→ Exercise
Find each line containing the string "別途貸出" and return it.

→ Input records
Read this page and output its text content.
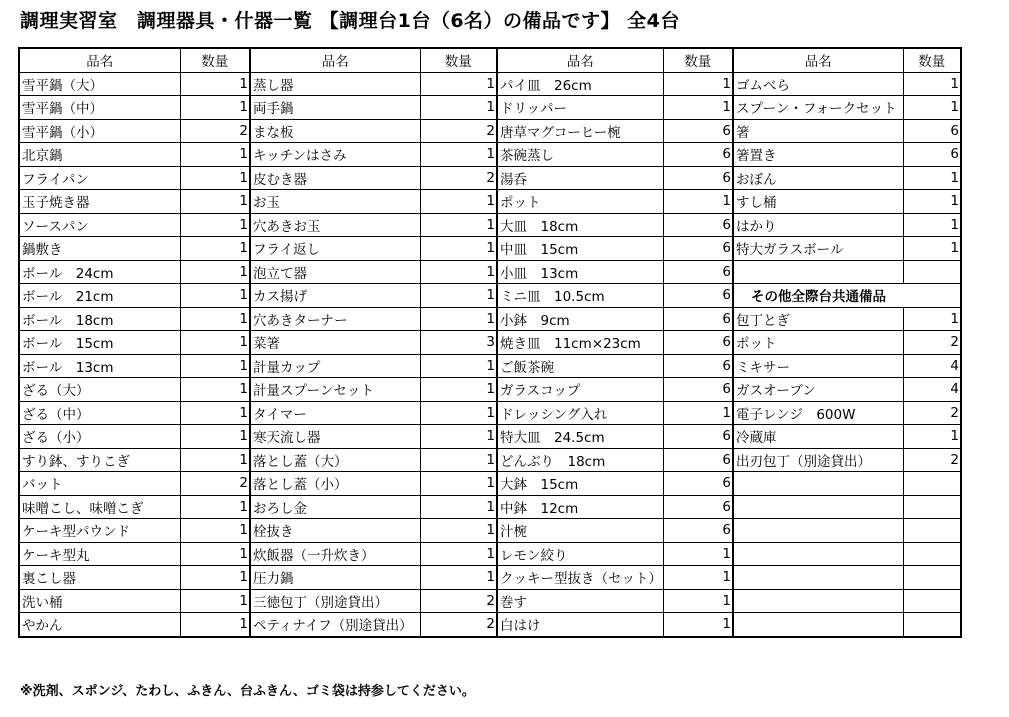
調理実習室　調理器具・什器一覧 【調理台1台（6名）の備品です】 全4台
品名	数量	品名	数量	品名	数量	品名	数量
雪平鍋（大）	1	蒸し器	1	パイ皿　26cm	1	ゴムべら	1
雪平鍋（中）	1	両手鍋	1	ドリッパー	1	スプーン・フォークセット	1
雪平鍋（小）	2	まな板	2	唐草マグコーヒー椀	6	箸	6
北京鍋	1	キッチンはさみ	1	茶碗蒸し	6	箸置き	6
フライパン	1	皮むき器	2	湯呑	6	おぼん	1
玉子焼き器	1	お玉	1	ポット	1	すし桶	1
ソースパン	1	穴あきお玉	1	大皿　18cm	6	はかり	1
鍋敷き	1	フライ返し	1	中皿　15cm	6	特大ガラスボール	1
ボール　24cm	1	泡立て器	1	小皿　13cm	6		
ボール　21cm	1	カス揚げ	1	ミニ皿　10.5cm	6	その他全際台共通備品	
ボール　18cm	1	穴あきターナー	1	小鉢　9cm	6	包丁とぎ	1
ボール　15cm	1	菜箸	3	焼き皿　11cm×23cm	6	ポット	2
ボール　13cm	1	計量カップ	1	ご飯茶碗	6	ミキサー	4
ざる（大）	1	計量スプーンセット	1	ガラスコップ	6	ガスオーブン	4
ざる（中）	1	タイマー	1	ドレッシング入れ	1	電子レンジ　600W	2
ざる（小）	1	寒天流し器	1	特大皿　24.5cm	6	冷蔵庫	1
すり鉢、すりこぎ	1	落とし蓋（大）	1	どんぶり　18cm	6	出刃包丁（別途貸出）	2
バット	2	落とし蓋（小）	1	大鉢　15cm	6		
味噌こし、味噌こぎ	1	おろし金	1	中鉢　12cm	6		
ケーキ型パウンド	1	栓抜き	1	汁椀	6		
ケーキ型丸	1	炊飯器（一升炊き）	1	レモン絞り	1		
裏こし器	1	圧力鍋	1	クッキー型抜き（セット）	1		
洗い桶	1	三徳包丁（別途貸出）	2	巻す	1		
やかん	1	ペティナイフ（別途貸出）	2	白はけ	1		
※洗剤、スポンジ、たわし、ふきん、台ふきん、ゴミ袋は持参してください。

→ Output for this exercise
すり鉢、すりこぎ	1	落とし蓋（大）	1	どんぶり　18cm	6	出刃包丁（別途貸出）	2
洗い桶	1	三徳包丁（別途貸出）	2	巻す	1		
やかん	1	ペティナイフ（別途貸出）	2	白はけ	1		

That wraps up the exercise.